■ Prompt
Scan the data beneath this task and copy each line that includes "JSON".

■ Stored dataset items
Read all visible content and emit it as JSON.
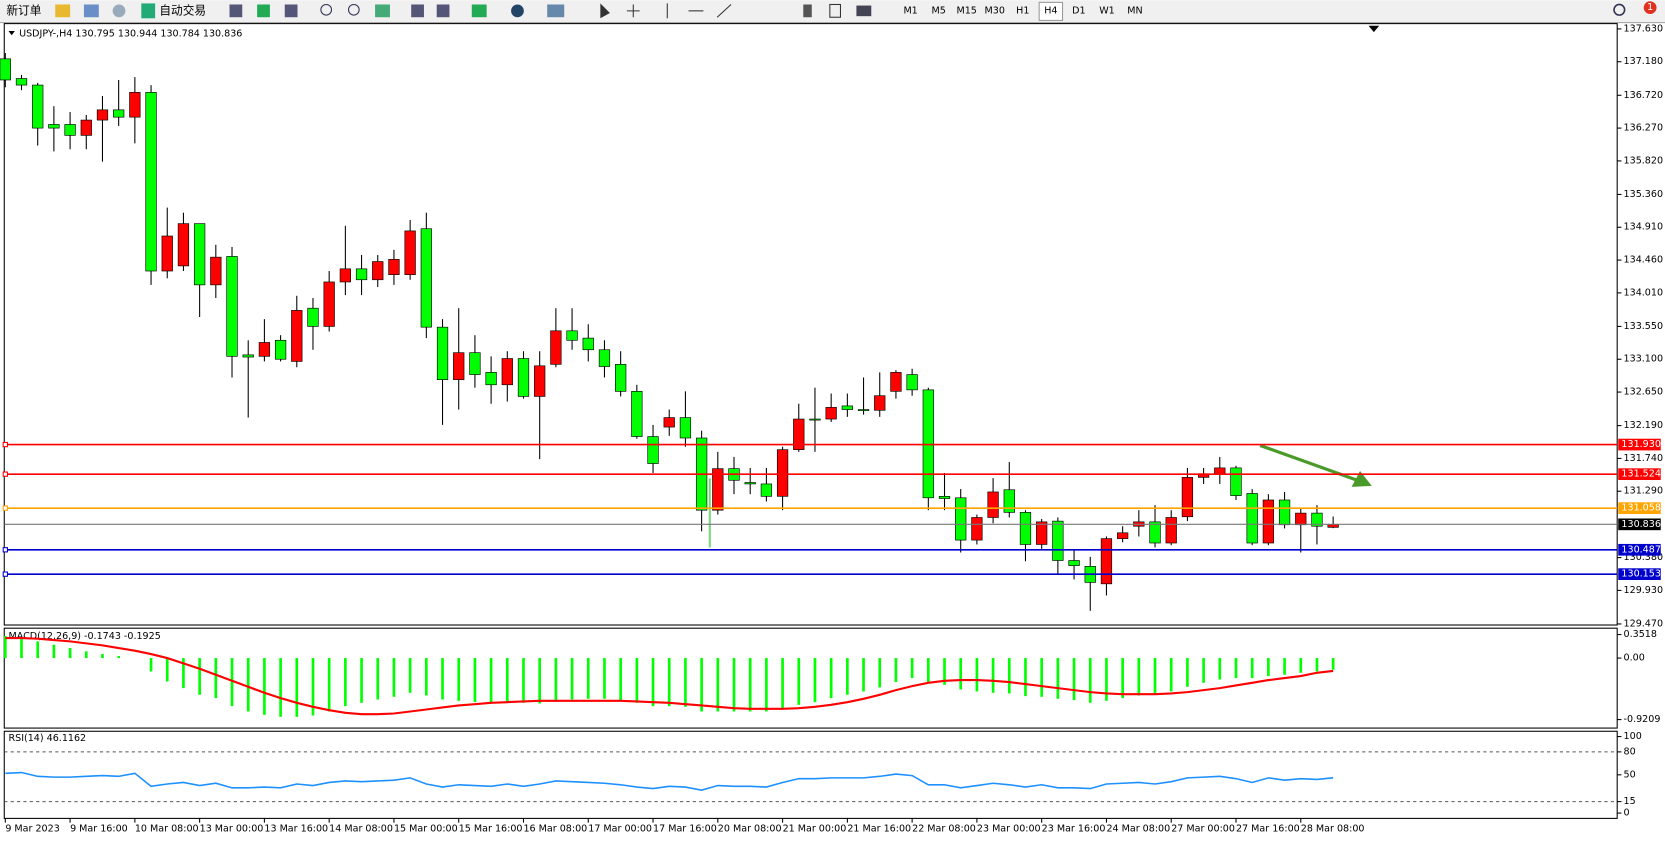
{
  "toolbar": {
    "new_order": "新订单",
    "auto_trading": "自动交易",
    "timeframes": [
      "M1",
      "M5",
      "M15",
      "M30",
      "H1",
      "H4",
      "D1",
      "W1",
      "MN"
    ],
    "notifications": 1
  },
  "chart_data": [
    {
      "type": "candlestick",
      "title": "USDJPY-,H4 130.795 130.944 130.784 130.836",
      "categories": [
        "9 Mar 2023",
        null,
        null,
        null,
        "9 Mar 16:00",
        null,
        null,
        null,
        "10 Mar 08:00",
        null,
        null,
        null,
        "13 Mar 00:00",
        null,
        null,
        null,
        "13 Mar 16:00",
        null,
        null,
        null,
        "14 Mar 08:00",
        null,
        null,
        null,
        "15 Mar 00:00",
        null,
        null,
        null,
        "15 Mar 16:00",
        null,
        null,
        null,
        "16 Mar 08:00",
        null,
        null,
        null,
        "17 Mar 00:00",
        null,
        null,
        null,
        "17 Mar 16:00",
        null,
        null,
        null,
        "20 Mar 08:00",
        null,
        null,
        null,
        "21 Mar 00:00",
        null,
        null,
        null,
        "21 Mar 16:00",
        null,
        null,
        null,
        "22 Mar 08:00",
        null,
        null,
        null,
        "23 Mar 00:00",
        null,
        null,
        null,
        "23 Mar 16:00",
        null,
        null,
        null,
        "24 Mar 08:00",
        null,
        null,
        null,
        "27 Mar 00:00",
        null,
        null,
        null,
        "27 Mar 16:00",
        null,
        null,
        null,
        "28 Mar 08:00",
        null,
        null
      ],
      "open": [
        137.22,
        136.95,
        136.86,
        136.32,
        136.32,
        136.17,
        136.38,
        136.52,
        136.42,
        136.76,
        134.31,
        134.38,
        134.96,
        134.12,
        134.51,
        133.16,
        133.14,
        133.36,
        133.07,
        133.8,
        133.55,
        134.16,
        134.34,
        134.19,
        134.26,
        134.26,
        134.89,
        133.54,
        132.82,
        133.19,
        132.92,
        132.75,
        133.11,
        132.59,
        133.03,
        133.49,
        133.39,
        133.23,
        133.03,
        132.66,
        132.04,
        132.17,
        132.3,
        132.02,
        131.03,
        131.6,
        131.41,
        131.39,
        131.22,
        131.86,
        132.28,
        132.28,
        132.46,
        132.41,
        132.4,
        132.66,
        132.89,
        132.68,
        131.22,
        131.2,
        130.62,
        130.93,
        131.31,
        131.0,
        130.56,
        130.88,
        130.34,
        130.26,
        130.02,
        130.64,
        130.81,
        130.87,
        130.58,
        130.94,
        131.48,
        131.53,
        131.61,
        131.26,
        130.58,
        131.17,
        130.83,
        130.99,
        130.795
      ],
      "high": [
        137.3,
        137.0,
        136.89,
        136.57,
        136.49,
        136.45,
        136.71,
        136.93,
        136.97,
        136.86,
        135.18,
        135.11,
        134.96,
        134.67,
        134.64,
        133.36,
        133.65,
        133.43,
        133.97,
        133.94,
        134.31,
        134.93,
        134.53,
        134.53,
        134.6,
        135.01,
        135.11,
        133.65,
        133.8,
        133.43,
        133.14,
        133.21,
        133.21,
        133.21,
        133.8,
        133.8,
        133.58,
        133.36,
        133.21,
        132.75,
        132.2,
        132.41,
        132.66,
        132.12,
        131.83,
        131.76,
        131.61,
        131.61,
        131.9,
        132.49,
        132.71,
        132.63,
        132.63,
        132.85,
        132.92,
        132.95,
        132.97,
        132.71,
        131.54,
        131.32,
        130.97,
        131.47,
        131.69,
        131.03,
        130.91,
        130.93,
        130.48,
        130.39,
        130.67,
        130.81,
        131.03,
        131.1,
        131.03,
        131.61,
        131.61,
        131.76,
        131.64,
        131.32,
        131.25,
        131.28,
        131.06,
        131.1,
        130.944
      ],
      "low": [
        136.83,
        136.79,
        136.03,
        135.95,
        135.98,
        135.98,
        135.81,
        136.3,
        136.06,
        134.12,
        134.21,
        134.31,
        133.68,
        133.94,
        132.85,
        132.3,
        133.07,
        133.07,
        132.99,
        133.23,
        133.48,
        133.98,
        133.98,
        134.09,
        134.12,
        134.19,
        133.39,
        132.2,
        132.41,
        132.71,
        132.49,
        132.52,
        132.56,
        131.73,
        132.99,
        133.23,
        133.07,
        132.85,
        132.59,
        132.01,
        131.54,
        132.05,
        131.9,
        130.74,
        130.97,
        131.25,
        131.25,
        131.15,
        131.03,
        131.83,
        131.83,
        132.24,
        132.31,
        132.34,
        132.31,
        132.56,
        132.6,
        131.03,
        131.03,
        130.45,
        130.56,
        130.85,
        130.93,
        130.33,
        130.5,
        130.16,
        130.08,
        129.65,
        129.86,
        130.59,
        130.67,
        130.52,
        130.55,
        130.88,
        131.39,
        131.39,
        131.17,
        130.55,
        130.55,
        130.78,
        130.45,
        130.56,
        130.784
      ],
      "close": [
        136.93,
        136.86,
        136.27,
        136.27,
        136.17,
        136.38,
        136.52,
        136.42,
        136.76,
        134.31,
        134.79,
        134.96,
        134.12,
        134.5,
        133.14,
        133.13,
        133.33,
        133.1,
        133.77,
        133.55,
        134.16,
        134.34,
        134.19,
        134.44,
        134.47,
        134.86,
        133.54,
        132.82,
        133.19,
        132.89,
        132.75,
        133.11,
        132.59,
        133.01,
        133.49,
        133.36,
        133.23,
        133.0,
        132.66,
        132.04,
        131.67,
        132.3,
        132.02,
        131.03,
        131.6,
        131.44,
        131.39,
        131.22,
        131.86,
        132.28,
        132.27,
        132.44,
        132.41,
        132.4,
        132.6,
        132.92,
        132.68,
        131.2,
        131.19,
        130.62,
        130.93,
        131.28,
        131.0,
        130.56,
        130.87,
        130.34,
        130.27,
        130.04,
        130.64,
        130.72,
        130.87,
        130.58,
        130.93,
        131.48,
        131.53,
        131.61,
        131.23,
        130.58,
        131.17,
        130.83,
        130.99,
        130.81,
        130.836
      ],
      "up_color": "#ff0000",
      "down_color": "#00ff00",
      "current_price_line": true,
      "ylim": [
        129.47,
        137.63
      ],
      "yticks": [
        {
          "value": 137.63,
          "label": "137.630"
        },
        {
          "value": 137.18,
          "label": "137.180"
        },
        {
          "value": 136.72,
          "label": "136.720"
        },
        {
          "value": 136.27,
          "label": "136.270"
        },
        {
          "value": 135.82,
          "label": "135.820"
        },
        {
          "value": 135.36,
          "label": "135.360"
        },
        {
          "value": 134.91,
          "label": "134.910"
        },
        {
          "value": 134.46,
          "label": "134.460"
        },
        {
          "value": 134.01,
          "label": "134.010"
        },
        {
          "value": 133.55,
          "label": "133.550"
        },
        {
          "value": 133.1,
          "label": "133.100"
        },
        {
          "value": 132.65,
          "label": "132.650"
        },
        {
          "value": 132.19,
          "label": "132.190"
        },
        {
          "value": 131.74,
          "label": "131.740"
        },
        {
          "value": 131.29,
          "label": "131.290"
        },
        {
          "value": 130.38,
          "label": "130.380"
        },
        {
          "value": 129.93,
          "label": "129.930"
        },
        {
          "value": 129.47,
          "label": "129.470"
        }
      ],
      "hlines": [
        {
          "value": 131.93,
          "label": "131.930",
          "color": "#ff0000"
        },
        {
          "value": 131.524,
          "color": "#ff0000"
        },
        {
          "value": 131.058,
          "color": "#ffa500"
        },
        {
          "value": 130.487,
          "color": "#0000cd"
        },
        {
          "value": 130.153,
          "color": "#0000cd"
        }
      ]
    },
    {
      "type": "macd",
      "title": "MACD(12,26,9) -0.1743 -0.1925",
      "series": [
        {
          "kind": "histogram",
          "color": "#00ff00",
          "values": [
            0.33,
            0.3,
            0.25,
            0.2,
            0.15,
            0.1,
            0.06,
            0.03,
            0.0,
            -0.2,
            -0.35,
            -0.45,
            -0.55,
            -0.6,
            -0.72,
            -0.8,
            -0.85,
            -0.88,
            -0.88,
            -0.86,
            -0.8,
            -0.72,
            -0.67,
            -0.62,
            -0.58,
            -0.52,
            -0.56,
            -0.62,
            -0.64,
            -0.66,
            -0.67,
            -0.66,
            -0.67,
            -0.68,
            -0.64,
            -0.62,
            -0.61,
            -0.61,
            -0.63,
            -0.67,
            -0.72,
            -0.72,
            -0.73,
            -0.8,
            -0.8,
            -0.8,
            -0.8,
            -0.8,
            -0.76,
            -0.7,
            -0.66,
            -0.6,
            -0.55,
            -0.5,
            -0.44,
            -0.36,
            -0.3,
            -0.36,
            -0.4,
            -0.47,
            -0.5,
            -0.52,
            -0.53,
            -0.57,
            -0.58,
            -0.61,
            -0.63,
            -0.67,
            -0.64,
            -0.6,
            -0.56,
            -0.54,
            -0.5,
            -0.43,
            -0.37,
            -0.32,
            -0.3,
            -0.3,
            -0.27,
            -0.25,
            -0.22,
            -0.2,
            -0.1743
          ]
        },
        {
          "kind": "line",
          "color": "#ff0000",
          "values": [
            0.3,
            0.3,
            0.29,
            0.27,
            0.25,
            0.22,
            0.19,
            0.15,
            0.11,
            0.06,
            0.0,
            -0.08,
            -0.16,
            -0.25,
            -0.34,
            -0.43,
            -0.52,
            -0.6,
            -0.67,
            -0.73,
            -0.78,
            -0.82,
            -0.84,
            -0.84,
            -0.83,
            -0.8,
            -0.77,
            -0.74,
            -0.71,
            -0.69,
            -0.67,
            -0.66,
            -0.65,
            -0.64,
            -0.64,
            -0.64,
            -0.64,
            -0.64,
            -0.64,
            -0.65,
            -0.66,
            -0.67,
            -0.69,
            -0.71,
            -0.73,
            -0.75,
            -0.76,
            -0.76,
            -0.76,
            -0.75,
            -0.73,
            -0.7,
            -0.66,
            -0.61,
            -0.55,
            -0.48,
            -0.42,
            -0.37,
            -0.34,
            -0.33,
            -0.33,
            -0.34,
            -0.36,
            -0.39,
            -0.42,
            -0.45,
            -0.48,
            -0.51,
            -0.53,
            -0.54,
            -0.54,
            -0.54,
            -0.53,
            -0.51,
            -0.48,
            -0.45,
            -0.41,
            -0.37,
            -0.33,
            -0.3,
            -0.27,
            -0.22,
            -0.1925
          ]
        }
      ],
      "ylim": [
        -0.9209,
        0.3518
      ],
      "yticks": [
        0.3518,
        {
          "value": 0,
          "label": "0.00"
        },
        -0.9209
      ]
    },
    {
      "type": "line",
      "title": "RSI(14) 46.1162",
      "color": "#1e90ff",
      "values": [
        52,
        53,
        48,
        47,
        47,
        48,
        49,
        48,
        52,
        35,
        38,
        40,
        36,
        39,
        33,
        33,
        34,
        33,
        38,
        36,
        40,
        42,
        41,
        42,
        43,
        46,
        38,
        34,
        37,
        36,
        35,
        38,
        35,
        38,
        42,
        41,
        40,
        39,
        37,
        34,
        32,
        35,
        34,
        30,
        36,
        35,
        35,
        34,
        40,
        45,
        45,
        46,
        46,
        46,
        48,
        51,
        49,
        37,
        37,
        33,
        36,
        39,
        37,
        34,
        37,
        33,
        33,
        32,
        38,
        39,
        40,
        38,
        41,
        46,
        47,
        48,
        45,
        40,
        46,
        43,
        45,
        44,
        46.1162
      ],
      "ylim": [
        0,
        100
      ],
      "yticks": [
        100,
        80,
        50,
        15,
        0
      ],
      "levels": [
        80,
        15
      ]
    }
  ]
}
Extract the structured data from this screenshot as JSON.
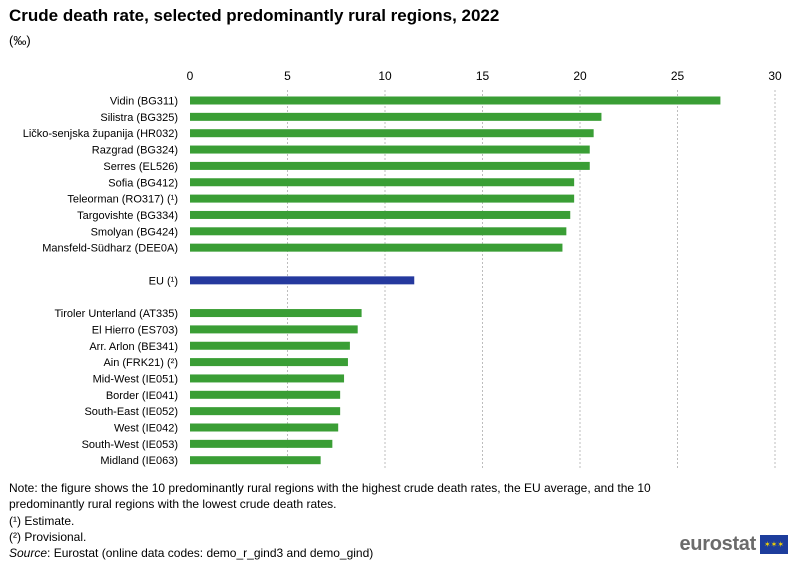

■ Correct response
Read all visible content and emit it as JSON.
Extract the structured data from this screenshot as JSON.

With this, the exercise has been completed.